Extracted records:
★ ★ ★ ★ ★
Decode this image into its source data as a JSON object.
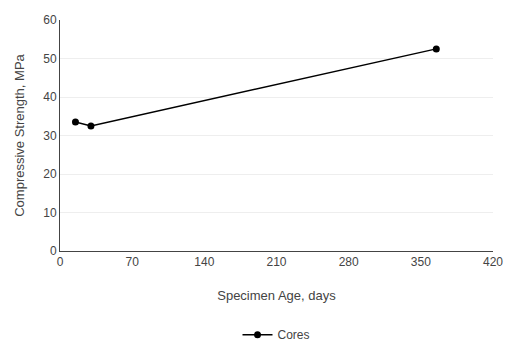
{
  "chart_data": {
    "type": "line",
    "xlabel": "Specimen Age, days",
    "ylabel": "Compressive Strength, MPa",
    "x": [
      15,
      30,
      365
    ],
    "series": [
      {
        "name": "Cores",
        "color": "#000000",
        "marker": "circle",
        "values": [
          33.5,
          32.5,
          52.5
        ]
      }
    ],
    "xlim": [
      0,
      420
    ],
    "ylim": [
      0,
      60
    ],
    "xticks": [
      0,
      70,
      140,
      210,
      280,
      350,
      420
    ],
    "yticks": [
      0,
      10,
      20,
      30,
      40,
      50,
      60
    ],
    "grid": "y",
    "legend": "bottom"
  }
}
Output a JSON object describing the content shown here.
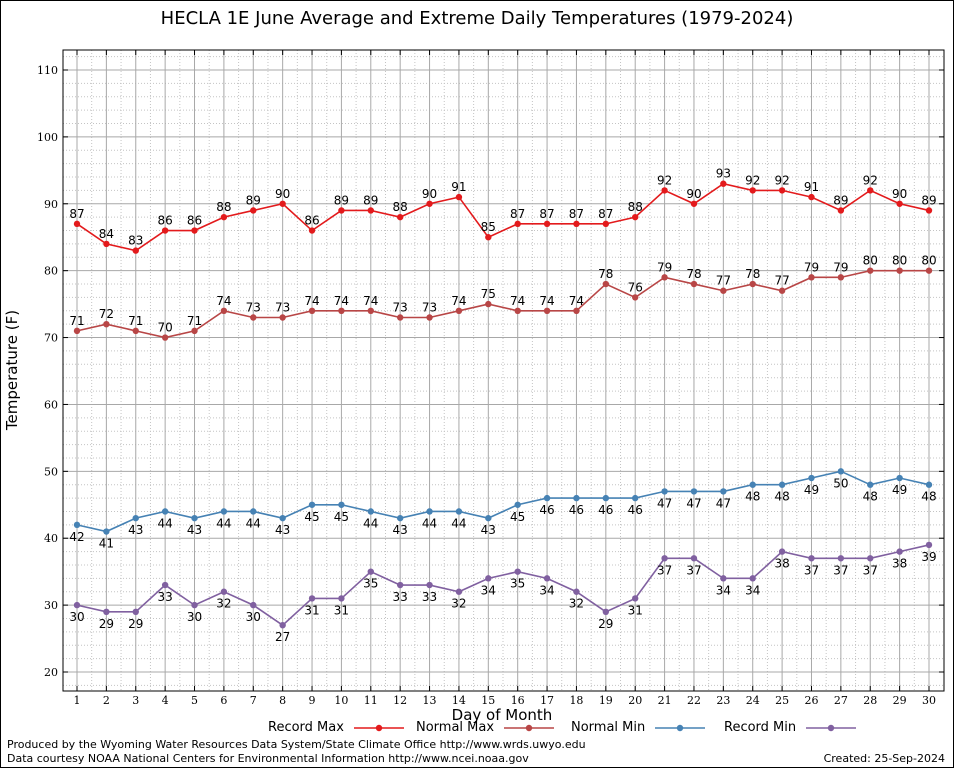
★ ★ ★ ★ ★
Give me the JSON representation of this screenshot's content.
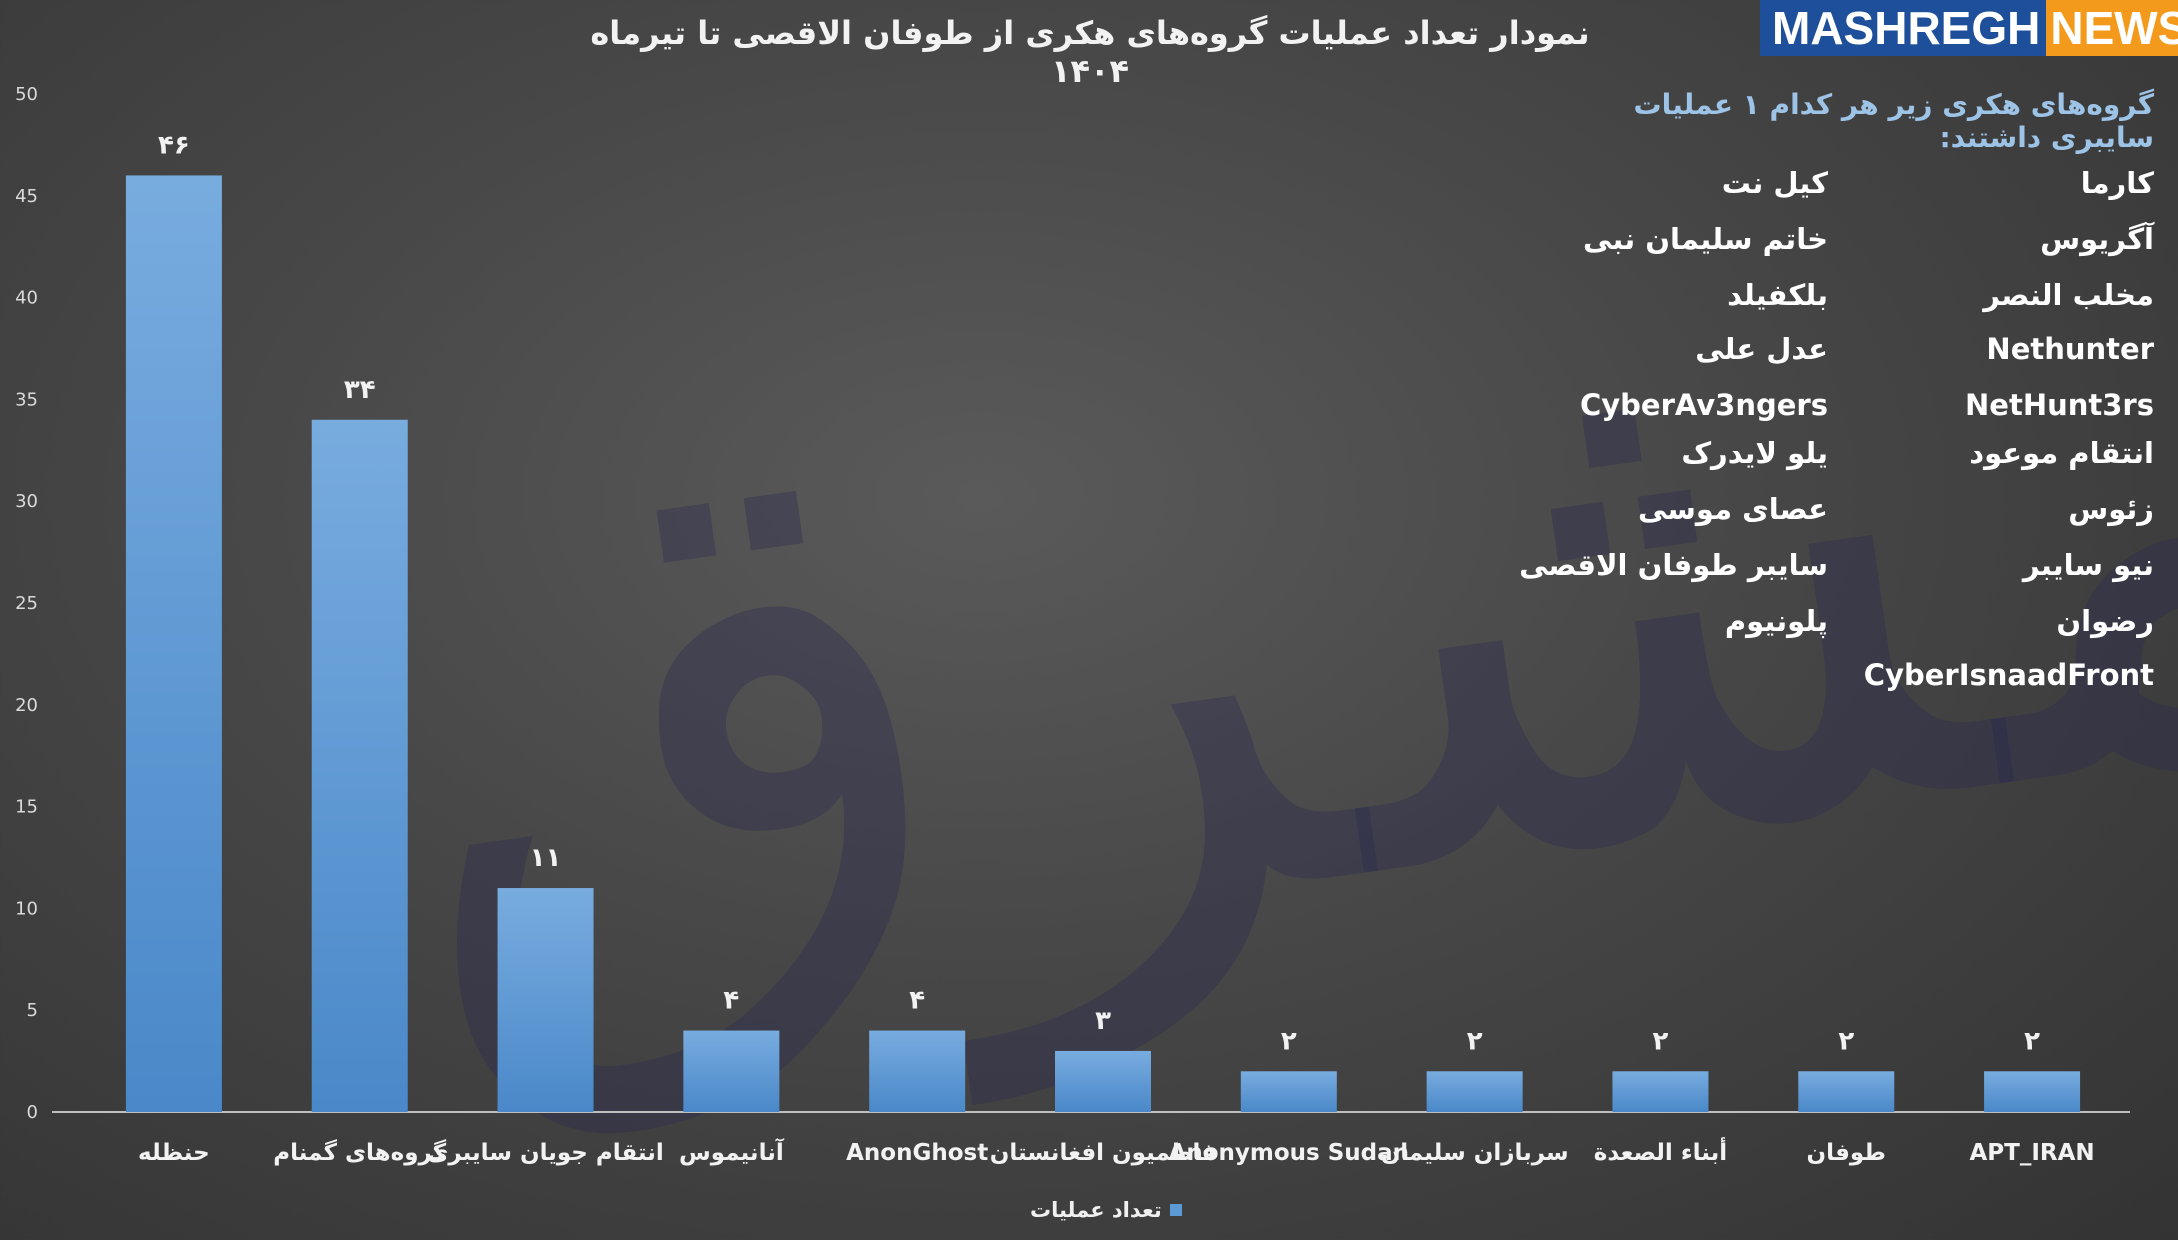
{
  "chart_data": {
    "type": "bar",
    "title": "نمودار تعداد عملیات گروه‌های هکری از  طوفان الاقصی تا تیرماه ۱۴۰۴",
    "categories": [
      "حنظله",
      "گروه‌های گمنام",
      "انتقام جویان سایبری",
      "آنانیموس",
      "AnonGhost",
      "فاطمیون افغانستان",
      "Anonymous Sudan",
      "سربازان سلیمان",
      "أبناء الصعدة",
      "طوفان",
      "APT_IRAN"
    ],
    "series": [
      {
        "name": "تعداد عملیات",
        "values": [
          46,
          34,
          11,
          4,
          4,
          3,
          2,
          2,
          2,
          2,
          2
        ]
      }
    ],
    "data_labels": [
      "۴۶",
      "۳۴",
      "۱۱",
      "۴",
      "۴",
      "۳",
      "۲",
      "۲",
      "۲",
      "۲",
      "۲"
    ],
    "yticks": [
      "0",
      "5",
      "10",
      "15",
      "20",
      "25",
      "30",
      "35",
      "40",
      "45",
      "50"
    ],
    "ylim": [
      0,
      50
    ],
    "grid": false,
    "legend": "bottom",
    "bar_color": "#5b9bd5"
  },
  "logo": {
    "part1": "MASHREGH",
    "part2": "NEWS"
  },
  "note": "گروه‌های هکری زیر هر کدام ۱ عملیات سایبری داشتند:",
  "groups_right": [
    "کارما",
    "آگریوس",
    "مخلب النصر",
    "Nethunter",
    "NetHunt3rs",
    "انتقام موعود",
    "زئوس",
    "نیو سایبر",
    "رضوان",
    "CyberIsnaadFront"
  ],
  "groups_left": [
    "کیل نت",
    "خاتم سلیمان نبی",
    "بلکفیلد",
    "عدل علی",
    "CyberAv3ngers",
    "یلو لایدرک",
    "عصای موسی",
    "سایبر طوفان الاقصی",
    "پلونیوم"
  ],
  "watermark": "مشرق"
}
★ ★ ★ ★ ★
What you are asked to do: From the records above, copy only the lines running from the line holding "Decode this image" through the line holding "Output a JSON", with no pictures.

Exercise solution:
Decode this image into its source data as a JSON object.
{
  "chart_data": {
    "type": "line",
    "xlabel": "Specimen Age, days",
    "ylabel": "Compressive Strength, MPa",
    "x": [
      15,
      30,
      365
    ],
    "series": [
      {
        "name": "Cores",
        "color": "#000000",
        "marker": "circle",
        "values": [
          33.5,
          32.5,
          52.5
        ]
      }
    ],
    "xlim": [
      0,
      420
    ],
    "ylim": [
      0,
      60
    ],
    "xticks": [
      0,
      70,
      140,
      210,
      280,
      350,
      420
    ],
    "yticks": [
      0,
      10,
      20,
      30,
      40,
      50,
      60
    ],
    "grid": "y",
    "legend": "bottom"
  }
}
Output a JSON object describing the content shown here.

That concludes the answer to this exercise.